- [WRITTEN INSTRUCTION] Gather every line from the entries below that includes "caption".

** start DATA ROWS **

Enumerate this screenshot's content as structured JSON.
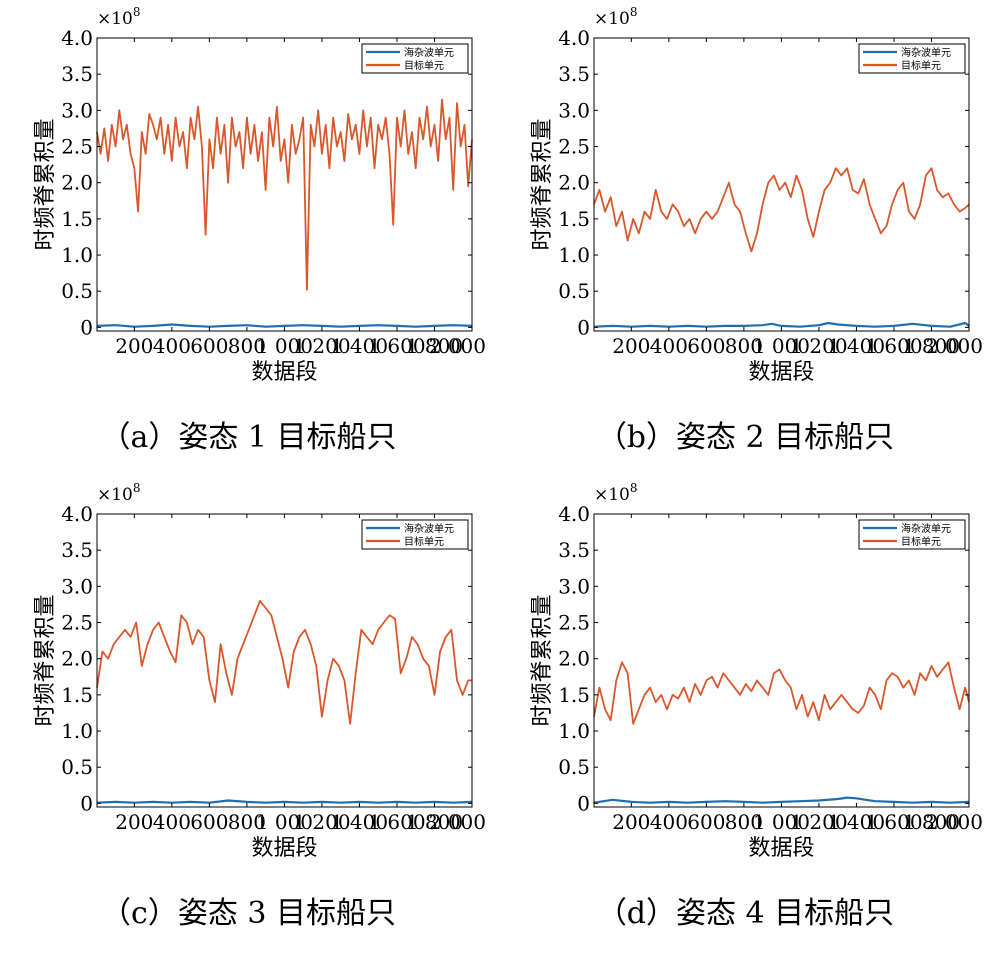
{
  "chart_data": [
    {
      "type": "line",
      "caption": "（a）姿态 1 目标船只",
      "xlabel": "数据段",
      "ylabel": "时频脊累积量",
      "exponent_label": "×10",
      "exponent_power": "8",
      "xlim": [
        1,
        2000
      ],
      "ylim": [
        -0.05,
        4.0
      ],
      "xticks": [
        200,
        400,
        600,
        800,
        1000,
        1200,
        1400,
        1600,
        1800,
        2000
      ],
      "xtick_labels": [
        "200",
        "400",
        "600",
        "800",
        "1 000",
        "1 200",
        "1 400",
        "1 600",
        "1 800",
        "2 000"
      ],
      "yticks": [
        0,
        0.5,
        1.0,
        1.5,
        2.0,
        2.5,
        3.0,
        3.5,
        4.0
      ],
      "ytick_labels": [
        "0",
        "0.5",
        "1.0",
        "1.5",
        "2.0",
        "2.5",
        "3.0",
        "3.5",
        "4.0"
      ],
      "legend_position": "top-right",
      "series": [
        {
          "name": "海杂波单元",
          "color": "#1f6fb0",
          "x": [
            1,
            100,
            200,
            300,
            400,
            500,
            600,
            700,
            800,
            900,
            1000,
            1100,
            1200,
            1300,
            1400,
            1500,
            1600,
            1700,
            1800,
            1900,
            2000
          ],
          "values": [
            0.02,
            0.03,
            0.01,
            0.02,
            0.04,
            0.02,
            0.01,
            0.02,
            0.03,
            0.01,
            0.02,
            0.03,
            0.02,
            0.01,
            0.02,
            0.03,
            0.02,
            0.01,
            0.02,
            0.03,
            0.02
          ]
        },
        {
          "name": "目标单元",
          "color": "#d9582b",
          "x": [
            1,
            20,
            40,
            60,
            80,
            100,
            120,
            140,
            160,
            180,
            200,
            220,
            240,
            260,
            280,
            300,
            320,
            340,
            360,
            380,
            400,
            420,
            440,
            460,
            480,
            500,
            520,
            540,
            560,
            580,
            600,
            620,
            640,
            660,
            680,
            700,
            720,
            740,
            760,
            780,
            800,
            820,
            840,
            860,
            880,
            900,
            920,
            940,
            960,
            980,
            1000,
            1020,
            1040,
            1060,
            1080,
            1100,
            1120,
            1140,
            1160,
            1180,
            1200,
            1220,
            1240,
            1260,
            1280,
            1300,
            1320,
            1340,
            1360,
            1380,
            1400,
            1420,
            1440,
            1460,
            1480,
            1500,
            1520,
            1540,
            1560,
            1580,
            1600,
            1620,
            1640,
            1660,
            1680,
            1700,
            1720,
            1740,
            1760,
            1780,
            1800,
            1820,
            1840,
            1860,
            1880,
            1900,
            1920,
            1940,
            1960,
            1980,
            2000
          ],
          "values": [
            2.7,
            2.4,
            2.75,
            2.3,
            2.8,
            2.5,
            3.0,
            2.6,
            2.8,
            2.4,
            2.2,
            1.6,
            2.7,
            2.4,
            2.95,
            2.8,
            2.6,
            2.9,
            2.4,
            2.8,
            2.3,
            2.9,
            2.5,
            2.7,
            2.2,
            2.9,
            2.6,
            3.05,
            2.5,
            1.28,
            2.6,
            2.2,
            2.9,
            2.4,
            2.8,
            2.0,
            2.9,
            2.5,
            2.7,
            2.2,
            2.9,
            2.4,
            2.8,
            2.3,
            2.7,
            1.9,
            2.9,
            2.5,
            3.05,
            2.3,
            2.6,
            2.0,
            2.8,
            2.4,
            2.6,
            2.9,
            0.52,
            2.8,
            2.5,
            3.0,
            2.4,
            2.8,
            2.2,
            2.9,
            2.5,
            2.7,
            2.3,
            2.95,
            2.6,
            2.8,
            2.4,
            3.0,
            2.5,
            2.9,
            2.2,
            2.8,
            2.6,
            2.9,
            2.4,
            1.42,
            2.9,
            2.5,
            3.0,
            2.4,
            2.7,
            2.2,
            2.9,
            2.6,
            3.05,
            2.5,
            2.8,
            2.3,
            3.15,
            2.6,
            2.9,
            1.9,
            3.1,
            2.5,
            2.8,
            1.95,
            2.6
          ]
        }
      ]
    },
    {
      "type": "line",
      "caption": "（b）姿态 2 目标船只",
      "xlabel": "数据段",
      "ylabel": "时频脊累积量",
      "exponent_label": "×10",
      "exponent_power": "8",
      "xlim": [
        1,
        2000
      ],
      "ylim": [
        -0.05,
        4.0
      ],
      "xticks": [
        200,
        400,
        600,
        800,
        1000,
        1200,
        1400,
        1600,
        1800,
        2000
      ],
      "xtick_labels": [
        "200",
        "400",
        "600",
        "800",
        "1 000",
        "1 200",
        "1 400",
        "1 600",
        "1 800",
        "2 000"
      ],
      "yticks": [
        0,
        0.5,
        1.0,
        1.5,
        2.0,
        2.5,
        3.0,
        3.5,
        4.0
      ],
      "ytick_labels": [
        "0",
        "0.5",
        "1.0",
        "1.5",
        "2.0",
        "2.5",
        "3.0",
        "3.5",
        "4.0"
      ],
      "legend_position": "top-right",
      "series": [
        {
          "name": "海杂波单元",
          "color": "#1f6fb0",
          "x": [
            1,
            100,
            200,
            300,
            400,
            500,
            600,
            700,
            800,
            900,
            950,
            1000,
            1100,
            1200,
            1250,
            1300,
            1400,
            1500,
            1600,
            1700,
            1800,
            1900,
            1980,
            2000
          ],
          "values": [
            0.01,
            0.02,
            0.01,
            0.02,
            0.01,
            0.02,
            0.01,
            0.02,
            0.02,
            0.03,
            0.05,
            0.02,
            0.01,
            0.03,
            0.06,
            0.04,
            0.02,
            0.01,
            0.02,
            0.05,
            0.02,
            0.01,
            0.06,
            0.02
          ]
        },
        {
          "name": "目标单元",
          "color": "#d9582b",
          "x": [
            1,
            30,
            60,
            90,
            120,
            150,
            180,
            210,
            240,
            270,
            300,
            330,
            360,
            390,
            420,
            450,
            480,
            510,
            540,
            570,
            600,
            630,
            660,
            690,
            720,
            750,
            780,
            810,
            840,
            870,
            900,
            930,
            960,
            990,
            1020,
            1050,
            1080,
            1110,
            1140,
            1170,
            1200,
            1230,
            1260,
            1290,
            1320,
            1350,
            1380,
            1410,
            1440,
            1470,
            1500,
            1530,
            1560,
            1590,
            1620,
            1650,
            1680,
            1710,
            1740,
            1770,
            1800,
            1830,
            1860,
            1890,
            1920,
            1950,
            1980,
            2000
          ],
          "values": [
            1.7,
            1.9,
            1.6,
            1.8,
            1.4,
            1.6,
            1.2,
            1.5,
            1.3,
            1.6,
            1.5,
            1.9,
            1.6,
            1.5,
            1.7,
            1.6,
            1.4,
            1.5,
            1.3,
            1.5,
            1.6,
            1.5,
            1.6,
            1.8,
            2.0,
            1.7,
            1.6,
            1.3,
            1.05,
            1.3,
            1.7,
            2.0,
            2.1,
            1.9,
            2.0,
            1.8,
            2.1,
            1.9,
            1.5,
            1.25,
            1.6,
            1.9,
            2.0,
            2.2,
            2.1,
            2.2,
            1.9,
            1.85,
            2.05,
            1.7,
            1.5,
            1.3,
            1.4,
            1.7,
            1.9,
            2.0,
            1.6,
            1.5,
            1.7,
            2.1,
            2.2,
            1.9,
            1.8,
            1.85,
            1.7,
            1.6,
            1.65,
            1.7
          ]
        }
      ]
    },
    {
      "type": "line",
      "caption": "（c）姿态 3 目标船只",
      "xlabel": "数据段",
      "ylabel": "时频脊累积量",
      "exponent_label": "×10",
      "exponent_power": "8",
      "xlim": [
        1,
        2000
      ],
      "ylim": [
        -0.05,
        4.0
      ],
      "xticks": [
        200,
        400,
        600,
        800,
        1000,
        1200,
        1400,
        1600,
        1800,
        2000
      ],
      "xtick_labels": [
        "200",
        "400",
        "600",
        "800",
        "1 000",
        "1 200",
        "1 400",
        "1 600",
        "1 800",
        "2 000"
      ],
      "yticks": [
        0,
        0.5,
        1.0,
        1.5,
        2.0,
        2.5,
        3.0,
        3.5,
        4.0
      ],
      "ytick_labels": [
        "0",
        "0.5",
        "1.0",
        "1.5",
        "2.0",
        "2.5",
        "3.0",
        "3.5",
        "4.0"
      ],
      "legend_position": "top-right",
      "series": [
        {
          "name": "海杂波单元",
          "color": "#1f6fb0",
          "x": [
            1,
            100,
            200,
            300,
            400,
            500,
            600,
            700,
            800,
            900,
            1000,
            1100,
            1200,
            1300,
            1400,
            1500,
            1600,
            1700,
            1800,
            1900,
            2000
          ],
          "values": [
            0.01,
            0.02,
            0.01,
            0.02,
            0.01,
            0.02,
            0.01,
            0.04,
            0.02,
            0.01,
            0.02,
            0.01,
            0.02,
            0.01,
            0.02,
            0.01,
            0.02,
            0.01,
            0.02,
            0.01,
            0.02
          ]
        },
        {
          "name": "目标单元",
          "color": "#d9582b",
          "x": [
            1,
            30,
            60,
            90,
            120,
            150,
            180,
            210,
            240,
            270,
            300,
            330,
            360,
            390,
            420,
            450,
            480,
            510,
            540,
            570,
            600,
            630,
            660,
            690,
            720,
            750,
            780,
            810,
            840,
            870,
            900,
            930,
            960,
            990,
            1020,
            1050,
            1080,
            1110,
            1140,
            1170,
            1200,
            1230,
            1260,
            1290,
            1320,
            1350,
            1380,
            1410,
            1440,
            1470,
            1500,
            1530,
            1560,
            1590,
            1620,
            1650,
            1680,
            1710,
            1740,
            1770,
            1800,
            1830,
            1860,
            1890,
            1920,
            1950,
            1980,
            2000
          ],
          "values": [
            1.6,
            2.1,
            2.0,
            2.2,
            2.3,
            2.4,
            2.3,
            2.5,
            1.9,
            2.2,
            2.4,
            2.5,
            2.3,
            2.1,
            1.95,
            2.6,
            2.5,
            2.2,
            2.4,
            2.3,
            1.7,
            1.4,
            2.2,
            1.8,
            1.5,
            2.0,
            2.2,
            2.4,
            2.6,
            2.8,
            2.7,
            2.6,
            2.3,
            2.0,
            1.6,
            2.1,
            2.3,
            2.4,
            2.2,
            1.9,
            1.2,
            1.7,
            2.0,
            1.9,
            1.7,
            1.1,
            1.8,
            2.4,
            2.3,
            2.2,
            2.4,
            2.5,
            2.6,
            2.55,
            1.8,
            2.0,
            2.3,
            2.2,
            2.0,
            1.9,
            1.5,
            2.1,
            2.3,
            2.4,
            1.7,
            1.5,
            1.7,
            1.7
          ]
        }
      ]
    },
    {
      "type": "line",
      "caption": "（d）姿态 4 目标船只",
      "xlabel": "数据段",
      "ylabel": "时频脊累积量",
      "exponent_label": "×10",
      "exponent_power": "8",
      "xlim": [
        1,
        2000
      ],
      "ylim": [
        -0.05,
        4.0
      ],
      "xticks": [
        200,
        400,
        600,
        800,
        1000,
        1200,
        1400,
        1600,
        1800,
        2000
      ],
      "xtick_labels": [
        "200",
        "400",
        "600",
        "800",
        "1 000",
        "1 200",
        "1 400",
        "1 600",
        "1 800",
        "2 000"
      ],
      "yticks": [
        0,
        0.5,
        1.0,
        1.5,
        2.0,
        2.5,
        3.0,
        3.5,
        4.0
      ],
      "ytick_labels": [
        "0",
        "0.5",
        "1.0",
        "1.5",
        "2.0",
        "2.5",
        "3.0",
        "3.5",
        "4.0"
      ],
      "legend_position": "top-right",
      "series": [
        {
          "name": "海杂波单元",
          "color": "#1f6fb0",
          "x": [
            1,
            100,
            200,
            300,
            400,
            500,
            600,
            700,
            800,
            900,
            1000,
            1100,
            1200,
            1300,
            1350,
            1400,
            1450,
            1500,
            1600,
            1700,
            1800,
            1900,
            2000
          ],
          "values": [
            0.01,
            0.05,
            0.02,
            0.01,
            0.02,
            0.01,
            0.02,
            0.03,
            0.02,
            0.01,
            0.02,
            0.03,
            0.04,
            0.06,
            0.08,
            0.07,
            0.05,
            0.03,
            0.02,
            0.01,
            0.02,
            0.01,
            0.02
          ]
        },
        {
          "name": "目标单元",
          "color": "#d9582b",
          "x": [
            1,
            30,
            60,
            90,
            120,
            150,
            180,
            210,
            240,
            270,
            300,
            330,
            360,
            390,
            420,
            450,
            480,
            510,
            540,
            570,
            600,
            630,
            660,
            690,
            720,
            750,
            780,
            810,
            840,
            870,
            900,
            930,
            960,
            990,
            1020,
            1050,
            1080,
            1110,
            1140,
            1170,
            1200,
            1230,
            1260,
            1290,
            1320,
            1350,
            1380,
            1410,
            1440,
            1470,
            1500,
            1530,
            1560,
            1590,
            1620,
            1650,
            1680,
            1710,
            1740,
            1770,
            1800,
            1830,
            1860,
            1890,
            1920,
            1950,
            1980,
            2000
          ],
          "values": [
            1.2,
            1.6,
            1.3,
            1.15,
            1.7,
            1.95,
            1.8,
            1.1,
            1.3,
            1.5,
            1.6,
            1.4,
            1.5,
            1.3,
            1.5,
            1.45,
            1.6,
            1.4,
            1.65,
            1.5,
            1.7,
            1.75,
            1.6,
            1.8,
            1.7,
            1.6,
            1.5,
            1.65,
            1.55,
            1.7,
            1.6,
            1.5,
            1.8,
            1.85,
            1.7,
            1.6,
            1.3,
            1.5,
            1.2,
            1.4,
            1.15,
            1.5,
            1.3,
            1.4,
            1.5,
            1.4,
            1.3,
            1.25,
            1.35,
            1.6,
            1.5,
            1.3,
            1.7,
            1.8,
            1.75,
            1.6,
            1.7,
            1.5,
            1.8,
            1.7,
            1.9,
            1.75,
            1.85,
            1.95,
            1.6,
            1.3,
            1.6,
            1.4
          ]
        }
      ]
    }
  ]
}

** end DATA ROWS **

- [EXERCISE RESULT]
      "caption": "（a）姿态 1 目标船只",
      "caption": "（b）姿态 2 目标船只",
      "caption": "（c）姿态 3 目标船只",
      "caption": "（d）姿态 4 目标船只",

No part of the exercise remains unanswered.